> TASK PROMPT: Can you reproduce every one of the rows below verbatim, leaving none of them out?
++++++++
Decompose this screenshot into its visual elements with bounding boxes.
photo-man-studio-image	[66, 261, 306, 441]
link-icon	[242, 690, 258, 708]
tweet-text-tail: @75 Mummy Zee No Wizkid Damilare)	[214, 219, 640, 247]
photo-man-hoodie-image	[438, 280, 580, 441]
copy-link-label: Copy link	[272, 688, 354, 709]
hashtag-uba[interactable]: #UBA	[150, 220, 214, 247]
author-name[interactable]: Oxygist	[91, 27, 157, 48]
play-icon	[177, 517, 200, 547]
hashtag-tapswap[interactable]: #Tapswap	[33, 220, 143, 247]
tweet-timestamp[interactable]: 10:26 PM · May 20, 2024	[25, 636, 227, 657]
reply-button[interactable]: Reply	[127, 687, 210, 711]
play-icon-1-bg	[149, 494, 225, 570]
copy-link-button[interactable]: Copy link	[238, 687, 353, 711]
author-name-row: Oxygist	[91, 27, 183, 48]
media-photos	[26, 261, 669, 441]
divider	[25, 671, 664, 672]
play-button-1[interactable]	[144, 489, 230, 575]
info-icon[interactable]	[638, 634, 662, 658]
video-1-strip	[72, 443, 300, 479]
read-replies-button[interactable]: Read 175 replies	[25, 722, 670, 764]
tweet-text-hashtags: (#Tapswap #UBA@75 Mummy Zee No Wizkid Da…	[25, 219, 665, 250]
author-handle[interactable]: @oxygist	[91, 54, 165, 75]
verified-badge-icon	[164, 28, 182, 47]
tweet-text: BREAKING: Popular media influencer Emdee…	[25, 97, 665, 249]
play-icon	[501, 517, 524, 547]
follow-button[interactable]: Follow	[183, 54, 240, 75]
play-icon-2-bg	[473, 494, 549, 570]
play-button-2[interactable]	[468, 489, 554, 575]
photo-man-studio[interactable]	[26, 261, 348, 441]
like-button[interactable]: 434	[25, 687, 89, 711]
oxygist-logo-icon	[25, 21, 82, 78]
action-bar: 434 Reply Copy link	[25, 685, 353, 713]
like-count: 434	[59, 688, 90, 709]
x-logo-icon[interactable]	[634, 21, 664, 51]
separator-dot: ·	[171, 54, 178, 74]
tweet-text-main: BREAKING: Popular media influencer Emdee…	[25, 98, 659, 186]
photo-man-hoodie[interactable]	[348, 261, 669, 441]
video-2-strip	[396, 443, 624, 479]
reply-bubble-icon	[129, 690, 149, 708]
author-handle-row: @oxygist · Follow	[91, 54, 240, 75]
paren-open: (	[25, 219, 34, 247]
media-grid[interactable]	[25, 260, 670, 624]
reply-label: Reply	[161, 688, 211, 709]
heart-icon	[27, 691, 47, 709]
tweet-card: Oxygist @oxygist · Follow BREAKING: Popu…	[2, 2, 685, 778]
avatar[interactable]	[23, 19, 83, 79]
++++++++
> RESPONSE BELOW:
Decompose this screenshot into its visual elements with bounding boxes.
photo-man-studio-image	[66, 261, 306, 441]
link-icon	[242, 690, 258, 708]
tweet-text-tail: @75 Mummy Zee No Wizkid Damilare)	[214, 219, 640, 247]
photo-man-hoodie-image	[438, 280, 580, 441]
copy-link-label: Copy link	[272, 688, 354, 709]
hashtag-uba[interactable]: #UBA	[150, 220, 214, 247]
author-name[interactable]: Oxygist	[91, 27, 157, 48]
play-icon	[177, 517, 200, 547]
hashtag-tapswap[interactable]: #Tapswap	[33, 220, 143, 247]
tweet-timestamp[interactable]: 10:26 PM · May 20, 2024	[25, 636, 227, 657]
reply-button[interactable]: Reply	[127, 687, 210, 711]
play-icon-1-bg	[149, 494, 225, 570]
copy-link-button[interactable]: Copy link	[238, 687, 353, 711]
author-name-row: Oxygist	[91, 27, 183, 48]
media-photos	[26, 261, 669, 441]
divider	[25, 671, 664, 672]
play-button-1[interactable]	[144, 489, 230, 575]
info-icon[interactable]	[638, 634, 662, 658]
video-1-strip	[72, 443, 300, 479]
read-replies-button[interactable]: Read 175 replies	[25, 722, 670, 764]
tweet-text-hashtags: (#Tapswap #UBA@75 Mummy Zee No Wizkid Da…	[25, 219, 665, 250]
author-handle[interactable]: @oxygist	[91, 54, 165, 75]
verified-badge-icon	[164, 28, 182, 47]
tweet-text: BREAKING: Popular media influencer Emdee…	[25, 97, 665, 249]
play-icon	[501, 517, 524, 547]
follow-button[interactable]: Follow	[183, 54, 240, 75]
play-icon-2-bg	[473, 494, 549, 570]
play-button-2[interactable]	[468, 489, 554, 575]
photo-man-studio[interactable]	[26, 261, 348, 441]
like-button[interactable]: 434	[25, 687, 89, 711]
oxygist-logo-icon	[25, 21, 82, 78]
action-bar: 434 Reply Copy link	[25, 685, 353, 713]
like-count: 434	[59, 688, 90, 709]
x-logo-icon[interactable]	[634, 21, 664, 51]
separator-dot: ·	[171, 54, 178, 74]
tweet-text-main: BREAKING: Popular media influencer Emdee…	[25, 98, 659, 186]
photo-man-hoodie[interactable]	[348, 261, 669, 441]
video-2-strip	[396, 443, 624, 479]
reply-bubble-icon	[129, 690, 149, 708]
author-handle-row: @oxygist · Follow	[91, 54, 240, 75]
paren-open: (	[25, 219, 34, 247]
media-grid[interactable]	[25, 260, 670, 624]
reply-label: Reply	[161, 688, 211, 709]
heart-icon	[27, 691, 47, 709]
tweet-card: Oxygist @oxygist · Follow BREAKING: Popu…	[2, 2, 685, 778]
avatar[interactable]	[23, 19, 83, 79]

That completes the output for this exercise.